* Work required
Your answer should be a single number: how many lines in the data below hold the string "Tautvydas".

* Task inputs
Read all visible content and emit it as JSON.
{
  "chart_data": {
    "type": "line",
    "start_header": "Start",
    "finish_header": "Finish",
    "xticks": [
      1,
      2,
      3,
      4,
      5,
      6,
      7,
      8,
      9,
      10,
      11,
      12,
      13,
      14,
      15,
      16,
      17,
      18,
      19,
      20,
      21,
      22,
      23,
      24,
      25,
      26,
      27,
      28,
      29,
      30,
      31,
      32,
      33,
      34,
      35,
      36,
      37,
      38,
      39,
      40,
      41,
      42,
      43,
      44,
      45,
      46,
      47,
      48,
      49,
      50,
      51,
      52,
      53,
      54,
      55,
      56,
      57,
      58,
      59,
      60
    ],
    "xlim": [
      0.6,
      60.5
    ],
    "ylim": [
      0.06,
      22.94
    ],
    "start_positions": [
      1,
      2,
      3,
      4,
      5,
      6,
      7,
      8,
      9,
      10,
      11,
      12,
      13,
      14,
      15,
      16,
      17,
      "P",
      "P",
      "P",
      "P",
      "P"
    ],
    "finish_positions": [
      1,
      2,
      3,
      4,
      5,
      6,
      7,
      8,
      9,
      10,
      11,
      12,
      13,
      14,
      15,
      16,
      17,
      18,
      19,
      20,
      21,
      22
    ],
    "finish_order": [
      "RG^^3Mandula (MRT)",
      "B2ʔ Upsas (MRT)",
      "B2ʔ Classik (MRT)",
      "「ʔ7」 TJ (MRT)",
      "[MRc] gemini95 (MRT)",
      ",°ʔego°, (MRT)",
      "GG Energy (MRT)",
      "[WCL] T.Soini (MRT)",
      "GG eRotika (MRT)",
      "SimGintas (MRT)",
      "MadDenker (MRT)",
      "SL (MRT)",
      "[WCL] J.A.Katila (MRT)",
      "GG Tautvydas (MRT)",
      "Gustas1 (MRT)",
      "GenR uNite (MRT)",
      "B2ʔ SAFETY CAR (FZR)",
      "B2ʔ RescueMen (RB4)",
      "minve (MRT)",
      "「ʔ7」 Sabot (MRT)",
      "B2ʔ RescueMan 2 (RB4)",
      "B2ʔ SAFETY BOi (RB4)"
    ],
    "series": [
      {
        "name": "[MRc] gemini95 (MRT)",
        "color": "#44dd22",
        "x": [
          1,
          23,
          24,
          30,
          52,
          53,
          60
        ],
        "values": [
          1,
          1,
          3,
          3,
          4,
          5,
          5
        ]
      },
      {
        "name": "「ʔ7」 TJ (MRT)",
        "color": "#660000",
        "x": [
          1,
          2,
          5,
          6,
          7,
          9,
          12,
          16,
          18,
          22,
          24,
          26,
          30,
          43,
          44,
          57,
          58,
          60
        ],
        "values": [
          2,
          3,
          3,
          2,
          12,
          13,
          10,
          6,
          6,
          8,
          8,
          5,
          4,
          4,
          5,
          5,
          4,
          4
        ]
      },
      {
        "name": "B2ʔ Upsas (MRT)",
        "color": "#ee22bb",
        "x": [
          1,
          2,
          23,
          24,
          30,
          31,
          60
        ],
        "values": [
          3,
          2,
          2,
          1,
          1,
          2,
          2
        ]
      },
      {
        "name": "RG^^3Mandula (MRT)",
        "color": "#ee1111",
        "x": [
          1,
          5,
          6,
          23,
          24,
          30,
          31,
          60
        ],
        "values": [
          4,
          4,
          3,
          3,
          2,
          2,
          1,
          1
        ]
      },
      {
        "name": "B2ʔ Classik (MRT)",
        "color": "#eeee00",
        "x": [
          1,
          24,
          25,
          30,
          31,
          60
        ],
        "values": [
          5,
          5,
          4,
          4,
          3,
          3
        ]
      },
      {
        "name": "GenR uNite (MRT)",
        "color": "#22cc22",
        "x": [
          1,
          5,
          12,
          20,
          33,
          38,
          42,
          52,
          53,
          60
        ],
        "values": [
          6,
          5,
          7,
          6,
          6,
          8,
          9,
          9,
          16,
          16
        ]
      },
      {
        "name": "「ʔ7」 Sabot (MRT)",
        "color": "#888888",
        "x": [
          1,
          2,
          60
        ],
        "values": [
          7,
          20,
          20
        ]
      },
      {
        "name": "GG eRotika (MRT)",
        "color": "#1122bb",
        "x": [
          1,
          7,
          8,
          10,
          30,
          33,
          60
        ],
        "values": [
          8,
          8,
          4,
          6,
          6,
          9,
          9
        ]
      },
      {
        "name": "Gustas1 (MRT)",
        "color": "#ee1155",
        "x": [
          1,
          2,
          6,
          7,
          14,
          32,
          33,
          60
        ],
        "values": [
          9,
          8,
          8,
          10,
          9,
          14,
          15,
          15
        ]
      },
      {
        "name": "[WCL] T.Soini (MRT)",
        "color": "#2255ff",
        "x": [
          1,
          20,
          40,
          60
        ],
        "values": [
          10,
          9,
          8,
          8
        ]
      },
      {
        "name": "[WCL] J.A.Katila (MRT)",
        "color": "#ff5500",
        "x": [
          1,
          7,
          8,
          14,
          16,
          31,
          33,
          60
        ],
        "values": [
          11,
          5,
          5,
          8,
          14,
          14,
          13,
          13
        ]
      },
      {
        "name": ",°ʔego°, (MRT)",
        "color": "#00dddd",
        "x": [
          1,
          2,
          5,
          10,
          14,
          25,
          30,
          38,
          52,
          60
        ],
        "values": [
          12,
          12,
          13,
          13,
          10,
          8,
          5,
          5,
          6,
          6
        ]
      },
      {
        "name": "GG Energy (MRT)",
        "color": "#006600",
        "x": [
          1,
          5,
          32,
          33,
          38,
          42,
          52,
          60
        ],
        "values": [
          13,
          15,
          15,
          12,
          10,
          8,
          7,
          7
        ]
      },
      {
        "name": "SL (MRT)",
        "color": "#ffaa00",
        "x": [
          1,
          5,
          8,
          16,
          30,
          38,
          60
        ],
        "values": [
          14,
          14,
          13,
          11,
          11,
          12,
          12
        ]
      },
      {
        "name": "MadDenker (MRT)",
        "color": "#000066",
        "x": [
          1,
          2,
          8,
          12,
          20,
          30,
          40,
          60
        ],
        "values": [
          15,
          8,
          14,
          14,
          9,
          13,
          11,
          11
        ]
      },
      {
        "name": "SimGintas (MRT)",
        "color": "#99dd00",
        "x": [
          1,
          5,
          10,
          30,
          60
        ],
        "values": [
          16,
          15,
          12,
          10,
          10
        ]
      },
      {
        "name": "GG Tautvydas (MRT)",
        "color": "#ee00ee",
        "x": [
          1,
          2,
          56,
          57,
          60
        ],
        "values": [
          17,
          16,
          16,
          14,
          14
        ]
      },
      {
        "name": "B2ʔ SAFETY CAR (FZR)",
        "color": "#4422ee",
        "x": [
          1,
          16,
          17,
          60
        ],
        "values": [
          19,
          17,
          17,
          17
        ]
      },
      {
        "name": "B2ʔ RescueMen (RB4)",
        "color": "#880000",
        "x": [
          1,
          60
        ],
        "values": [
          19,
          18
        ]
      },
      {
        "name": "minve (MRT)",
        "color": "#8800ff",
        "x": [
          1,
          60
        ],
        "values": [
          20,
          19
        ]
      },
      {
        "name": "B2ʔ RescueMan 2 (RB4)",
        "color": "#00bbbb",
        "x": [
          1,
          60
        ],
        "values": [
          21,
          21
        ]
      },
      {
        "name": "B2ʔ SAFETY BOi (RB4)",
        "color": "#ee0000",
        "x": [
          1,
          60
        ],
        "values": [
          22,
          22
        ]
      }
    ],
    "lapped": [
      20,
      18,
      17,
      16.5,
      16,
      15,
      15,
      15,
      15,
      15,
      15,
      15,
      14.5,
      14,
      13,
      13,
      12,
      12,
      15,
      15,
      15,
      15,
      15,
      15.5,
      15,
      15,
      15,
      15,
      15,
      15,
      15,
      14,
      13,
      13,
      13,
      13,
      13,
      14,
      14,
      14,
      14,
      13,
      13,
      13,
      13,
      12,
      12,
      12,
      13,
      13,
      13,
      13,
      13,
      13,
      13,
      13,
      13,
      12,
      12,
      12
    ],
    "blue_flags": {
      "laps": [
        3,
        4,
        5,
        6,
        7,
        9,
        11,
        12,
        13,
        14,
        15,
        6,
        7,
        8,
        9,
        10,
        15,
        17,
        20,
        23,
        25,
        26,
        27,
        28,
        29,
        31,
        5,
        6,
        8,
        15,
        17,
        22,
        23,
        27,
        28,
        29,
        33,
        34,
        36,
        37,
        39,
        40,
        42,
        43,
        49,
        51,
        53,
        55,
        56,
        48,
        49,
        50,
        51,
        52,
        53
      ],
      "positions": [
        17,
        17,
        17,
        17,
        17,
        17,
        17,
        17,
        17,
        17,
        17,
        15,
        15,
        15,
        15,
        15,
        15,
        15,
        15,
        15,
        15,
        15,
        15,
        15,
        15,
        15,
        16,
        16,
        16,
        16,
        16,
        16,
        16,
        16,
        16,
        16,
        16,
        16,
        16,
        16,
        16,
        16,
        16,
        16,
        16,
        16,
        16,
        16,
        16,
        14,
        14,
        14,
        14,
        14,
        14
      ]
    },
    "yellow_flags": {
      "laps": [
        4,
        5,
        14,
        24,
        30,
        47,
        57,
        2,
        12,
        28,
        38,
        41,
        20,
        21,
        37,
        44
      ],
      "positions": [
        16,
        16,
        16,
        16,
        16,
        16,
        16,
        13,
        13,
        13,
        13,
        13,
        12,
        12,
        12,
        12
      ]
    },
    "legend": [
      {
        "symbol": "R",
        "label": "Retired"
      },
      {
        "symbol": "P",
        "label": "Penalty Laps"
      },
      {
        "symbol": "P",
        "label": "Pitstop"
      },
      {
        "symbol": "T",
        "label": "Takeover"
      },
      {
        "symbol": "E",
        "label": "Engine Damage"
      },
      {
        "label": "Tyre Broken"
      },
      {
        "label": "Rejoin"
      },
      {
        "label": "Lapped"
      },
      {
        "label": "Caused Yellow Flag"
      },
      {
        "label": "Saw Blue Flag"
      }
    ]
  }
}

* Reply
2